### Source data:
= = =

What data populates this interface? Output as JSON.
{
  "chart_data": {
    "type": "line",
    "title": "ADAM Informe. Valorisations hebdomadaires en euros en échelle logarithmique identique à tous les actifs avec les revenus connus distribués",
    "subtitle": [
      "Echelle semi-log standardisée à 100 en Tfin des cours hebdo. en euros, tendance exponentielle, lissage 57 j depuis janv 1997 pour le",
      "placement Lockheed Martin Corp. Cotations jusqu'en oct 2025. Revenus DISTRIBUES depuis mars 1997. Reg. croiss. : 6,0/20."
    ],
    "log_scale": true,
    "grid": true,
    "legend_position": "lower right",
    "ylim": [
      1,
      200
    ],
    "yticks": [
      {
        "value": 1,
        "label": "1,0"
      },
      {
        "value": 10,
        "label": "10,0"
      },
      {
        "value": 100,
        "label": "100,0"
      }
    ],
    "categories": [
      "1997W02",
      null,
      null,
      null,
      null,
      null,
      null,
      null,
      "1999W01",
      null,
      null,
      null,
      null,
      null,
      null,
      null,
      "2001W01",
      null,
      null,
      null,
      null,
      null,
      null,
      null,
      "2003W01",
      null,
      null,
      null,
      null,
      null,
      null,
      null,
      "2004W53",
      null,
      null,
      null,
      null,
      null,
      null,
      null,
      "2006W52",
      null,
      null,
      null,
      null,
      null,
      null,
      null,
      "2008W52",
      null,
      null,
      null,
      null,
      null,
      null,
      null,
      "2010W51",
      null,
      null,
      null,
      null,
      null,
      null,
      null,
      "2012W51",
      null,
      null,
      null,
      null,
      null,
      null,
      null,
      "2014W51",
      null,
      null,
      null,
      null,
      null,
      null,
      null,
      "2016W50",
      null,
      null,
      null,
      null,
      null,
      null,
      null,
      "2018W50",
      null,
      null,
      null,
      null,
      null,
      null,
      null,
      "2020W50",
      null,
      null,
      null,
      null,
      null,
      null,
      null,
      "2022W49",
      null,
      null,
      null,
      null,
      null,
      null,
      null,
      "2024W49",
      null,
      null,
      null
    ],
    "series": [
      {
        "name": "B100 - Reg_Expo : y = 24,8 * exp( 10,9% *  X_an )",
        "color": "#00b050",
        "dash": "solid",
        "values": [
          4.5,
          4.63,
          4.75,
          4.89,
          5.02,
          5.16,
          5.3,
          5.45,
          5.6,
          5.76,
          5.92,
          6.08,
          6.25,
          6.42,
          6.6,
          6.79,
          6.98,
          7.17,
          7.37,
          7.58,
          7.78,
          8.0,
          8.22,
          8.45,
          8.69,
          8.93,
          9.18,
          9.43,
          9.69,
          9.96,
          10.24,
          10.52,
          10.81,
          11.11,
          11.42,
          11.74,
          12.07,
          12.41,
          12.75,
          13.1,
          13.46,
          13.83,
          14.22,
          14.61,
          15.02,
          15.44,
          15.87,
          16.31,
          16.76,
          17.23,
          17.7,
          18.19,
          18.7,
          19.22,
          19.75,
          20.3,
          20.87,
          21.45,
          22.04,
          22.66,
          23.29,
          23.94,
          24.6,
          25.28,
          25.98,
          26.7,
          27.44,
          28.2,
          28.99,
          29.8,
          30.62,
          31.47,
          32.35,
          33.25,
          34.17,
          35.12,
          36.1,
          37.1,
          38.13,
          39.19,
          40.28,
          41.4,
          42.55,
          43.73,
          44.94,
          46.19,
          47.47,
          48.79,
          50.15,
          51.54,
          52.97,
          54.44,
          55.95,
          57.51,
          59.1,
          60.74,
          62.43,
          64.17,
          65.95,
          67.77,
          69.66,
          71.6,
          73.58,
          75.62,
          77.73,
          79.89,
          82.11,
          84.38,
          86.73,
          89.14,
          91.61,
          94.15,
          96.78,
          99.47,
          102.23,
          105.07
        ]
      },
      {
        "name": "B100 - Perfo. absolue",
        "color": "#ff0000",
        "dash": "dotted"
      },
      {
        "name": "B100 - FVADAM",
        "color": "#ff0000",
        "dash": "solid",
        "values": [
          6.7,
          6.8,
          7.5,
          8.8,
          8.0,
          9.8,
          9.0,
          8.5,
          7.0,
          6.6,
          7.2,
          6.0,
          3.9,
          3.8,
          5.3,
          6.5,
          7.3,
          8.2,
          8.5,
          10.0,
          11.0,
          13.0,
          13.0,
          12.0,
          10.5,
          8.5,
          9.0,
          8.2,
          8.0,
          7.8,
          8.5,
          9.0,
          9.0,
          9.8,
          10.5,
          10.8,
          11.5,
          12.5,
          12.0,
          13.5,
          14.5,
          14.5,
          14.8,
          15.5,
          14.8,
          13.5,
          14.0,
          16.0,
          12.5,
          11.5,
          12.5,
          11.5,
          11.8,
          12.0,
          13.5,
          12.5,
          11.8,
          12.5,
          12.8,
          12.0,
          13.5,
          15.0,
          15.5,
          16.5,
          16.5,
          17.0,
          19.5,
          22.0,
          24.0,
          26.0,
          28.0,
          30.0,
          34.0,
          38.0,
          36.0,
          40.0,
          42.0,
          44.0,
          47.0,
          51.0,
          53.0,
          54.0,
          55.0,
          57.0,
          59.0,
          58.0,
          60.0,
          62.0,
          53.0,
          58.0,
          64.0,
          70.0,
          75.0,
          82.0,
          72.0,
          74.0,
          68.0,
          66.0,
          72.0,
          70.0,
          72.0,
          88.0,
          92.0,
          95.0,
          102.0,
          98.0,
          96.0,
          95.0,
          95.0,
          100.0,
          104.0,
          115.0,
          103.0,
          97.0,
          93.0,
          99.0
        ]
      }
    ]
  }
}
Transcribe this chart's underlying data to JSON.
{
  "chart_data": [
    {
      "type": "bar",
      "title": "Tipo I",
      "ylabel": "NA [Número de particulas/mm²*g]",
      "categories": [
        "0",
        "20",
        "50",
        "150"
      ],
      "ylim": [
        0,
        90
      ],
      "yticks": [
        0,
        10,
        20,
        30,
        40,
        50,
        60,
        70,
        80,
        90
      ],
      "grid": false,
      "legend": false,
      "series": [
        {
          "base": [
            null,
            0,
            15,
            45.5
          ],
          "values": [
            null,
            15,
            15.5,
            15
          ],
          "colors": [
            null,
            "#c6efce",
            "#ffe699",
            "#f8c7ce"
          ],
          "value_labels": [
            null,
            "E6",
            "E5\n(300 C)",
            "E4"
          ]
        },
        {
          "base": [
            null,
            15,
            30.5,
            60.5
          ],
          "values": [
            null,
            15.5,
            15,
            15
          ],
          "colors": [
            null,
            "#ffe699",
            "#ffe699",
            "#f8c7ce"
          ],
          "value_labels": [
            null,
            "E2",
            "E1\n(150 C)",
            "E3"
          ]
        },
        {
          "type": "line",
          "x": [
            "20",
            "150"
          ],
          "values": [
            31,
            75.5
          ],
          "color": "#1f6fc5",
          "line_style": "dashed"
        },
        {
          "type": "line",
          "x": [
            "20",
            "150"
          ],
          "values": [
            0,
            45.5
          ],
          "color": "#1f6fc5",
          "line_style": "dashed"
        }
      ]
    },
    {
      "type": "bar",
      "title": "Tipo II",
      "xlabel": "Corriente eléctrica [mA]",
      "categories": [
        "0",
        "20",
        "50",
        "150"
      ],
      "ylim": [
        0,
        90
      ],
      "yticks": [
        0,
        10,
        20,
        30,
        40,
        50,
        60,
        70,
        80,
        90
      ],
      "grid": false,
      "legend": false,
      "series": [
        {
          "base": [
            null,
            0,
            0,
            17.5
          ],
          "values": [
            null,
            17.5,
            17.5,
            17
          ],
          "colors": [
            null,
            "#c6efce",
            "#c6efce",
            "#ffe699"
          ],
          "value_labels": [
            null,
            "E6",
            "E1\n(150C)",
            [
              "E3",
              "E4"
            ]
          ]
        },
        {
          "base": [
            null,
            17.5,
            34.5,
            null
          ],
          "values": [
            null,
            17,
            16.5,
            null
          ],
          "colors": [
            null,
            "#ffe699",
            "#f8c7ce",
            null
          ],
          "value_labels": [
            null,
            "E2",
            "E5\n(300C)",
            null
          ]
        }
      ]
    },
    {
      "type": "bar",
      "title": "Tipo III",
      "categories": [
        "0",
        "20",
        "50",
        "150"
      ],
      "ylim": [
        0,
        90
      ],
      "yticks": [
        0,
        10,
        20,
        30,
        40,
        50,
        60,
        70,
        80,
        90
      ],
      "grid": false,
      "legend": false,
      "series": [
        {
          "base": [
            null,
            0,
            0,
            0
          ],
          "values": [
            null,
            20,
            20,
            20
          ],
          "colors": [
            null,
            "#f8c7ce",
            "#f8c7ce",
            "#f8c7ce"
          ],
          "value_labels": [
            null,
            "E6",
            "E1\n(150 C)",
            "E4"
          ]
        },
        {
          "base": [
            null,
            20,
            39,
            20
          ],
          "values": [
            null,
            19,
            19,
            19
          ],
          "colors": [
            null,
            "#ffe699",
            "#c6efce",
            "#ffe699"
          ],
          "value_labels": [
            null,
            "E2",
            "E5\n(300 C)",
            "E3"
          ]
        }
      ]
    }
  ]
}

= = =

Tally how many lines in the material above hold the word "this". Write only that number.

2